Pull out every line below that holds the word "историю".

■ ■ ■ ■ ■ ■ ■

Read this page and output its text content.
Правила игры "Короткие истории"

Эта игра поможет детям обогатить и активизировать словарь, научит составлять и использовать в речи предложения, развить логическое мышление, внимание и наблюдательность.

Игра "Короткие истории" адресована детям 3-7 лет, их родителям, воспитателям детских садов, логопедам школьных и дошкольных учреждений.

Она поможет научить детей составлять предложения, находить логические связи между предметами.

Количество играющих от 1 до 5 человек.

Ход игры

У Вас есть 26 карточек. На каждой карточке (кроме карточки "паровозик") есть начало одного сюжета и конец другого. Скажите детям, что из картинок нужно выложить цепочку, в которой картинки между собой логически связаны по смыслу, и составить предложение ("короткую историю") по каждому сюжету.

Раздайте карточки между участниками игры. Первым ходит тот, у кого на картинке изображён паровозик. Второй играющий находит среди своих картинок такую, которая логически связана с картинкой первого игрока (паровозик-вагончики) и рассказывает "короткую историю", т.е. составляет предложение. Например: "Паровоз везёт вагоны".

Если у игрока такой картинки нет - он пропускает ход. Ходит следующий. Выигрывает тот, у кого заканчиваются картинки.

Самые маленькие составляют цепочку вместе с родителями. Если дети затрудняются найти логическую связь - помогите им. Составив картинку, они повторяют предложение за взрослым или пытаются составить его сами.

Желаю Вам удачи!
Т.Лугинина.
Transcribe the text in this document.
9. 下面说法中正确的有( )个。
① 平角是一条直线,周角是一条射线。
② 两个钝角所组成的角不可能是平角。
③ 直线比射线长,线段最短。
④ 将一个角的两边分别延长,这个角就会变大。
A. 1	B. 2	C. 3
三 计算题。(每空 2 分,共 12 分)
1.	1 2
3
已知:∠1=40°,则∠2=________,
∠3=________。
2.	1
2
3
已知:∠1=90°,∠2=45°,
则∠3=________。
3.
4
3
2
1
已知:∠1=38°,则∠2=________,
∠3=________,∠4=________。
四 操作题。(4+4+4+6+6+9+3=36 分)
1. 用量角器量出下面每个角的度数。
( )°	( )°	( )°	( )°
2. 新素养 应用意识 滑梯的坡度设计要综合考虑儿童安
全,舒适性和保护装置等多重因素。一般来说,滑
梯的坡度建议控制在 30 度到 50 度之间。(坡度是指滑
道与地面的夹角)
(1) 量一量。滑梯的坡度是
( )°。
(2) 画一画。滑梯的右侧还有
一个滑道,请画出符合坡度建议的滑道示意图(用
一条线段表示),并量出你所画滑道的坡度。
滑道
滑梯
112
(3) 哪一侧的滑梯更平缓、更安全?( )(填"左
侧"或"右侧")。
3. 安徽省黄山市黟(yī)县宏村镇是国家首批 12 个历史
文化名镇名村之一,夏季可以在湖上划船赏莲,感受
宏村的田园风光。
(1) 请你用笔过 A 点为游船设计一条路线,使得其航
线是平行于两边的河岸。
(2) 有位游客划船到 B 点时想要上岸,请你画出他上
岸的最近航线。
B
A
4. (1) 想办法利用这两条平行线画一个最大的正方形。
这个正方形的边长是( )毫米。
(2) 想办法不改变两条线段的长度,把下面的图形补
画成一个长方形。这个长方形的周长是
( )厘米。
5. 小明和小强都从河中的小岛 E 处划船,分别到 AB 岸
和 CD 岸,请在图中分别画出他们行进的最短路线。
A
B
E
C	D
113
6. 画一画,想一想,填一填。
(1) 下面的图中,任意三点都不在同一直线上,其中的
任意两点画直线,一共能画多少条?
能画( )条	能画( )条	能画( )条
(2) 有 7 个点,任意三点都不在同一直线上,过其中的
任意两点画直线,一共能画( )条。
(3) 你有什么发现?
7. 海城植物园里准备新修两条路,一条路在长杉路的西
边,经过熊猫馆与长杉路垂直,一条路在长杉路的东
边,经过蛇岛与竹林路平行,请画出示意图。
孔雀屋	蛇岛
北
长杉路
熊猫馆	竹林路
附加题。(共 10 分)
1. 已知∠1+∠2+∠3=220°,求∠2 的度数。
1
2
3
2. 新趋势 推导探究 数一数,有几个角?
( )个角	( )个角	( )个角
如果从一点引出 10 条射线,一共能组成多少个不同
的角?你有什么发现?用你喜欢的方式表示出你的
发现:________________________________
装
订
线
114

■ ■ ■ ■ ■ ■ ■

## EXERCISE RESULT
У Вас есть 26 карточек. На каждой карточке (кроме карточки "паровозик") есть начало одного сюжета и конец другого. Скажите детям, что из картинок нужно выложить цепочку, в которой картинки между собой логически связаны по смыслу, и составить предложение ("короткую историю") по каждому сюжету.
Раздайте карточки между участниками игры. Первым ходит тот, у кого на картинке изображён паровозик. Второй играющий находит среди своих картинок такую, которая логически связана с картинкой первого игрока (паровозик-вагончики) и рассказывает "короткую историю", т.е. составляет предложение. Например: "Паровоз везёт вагоны".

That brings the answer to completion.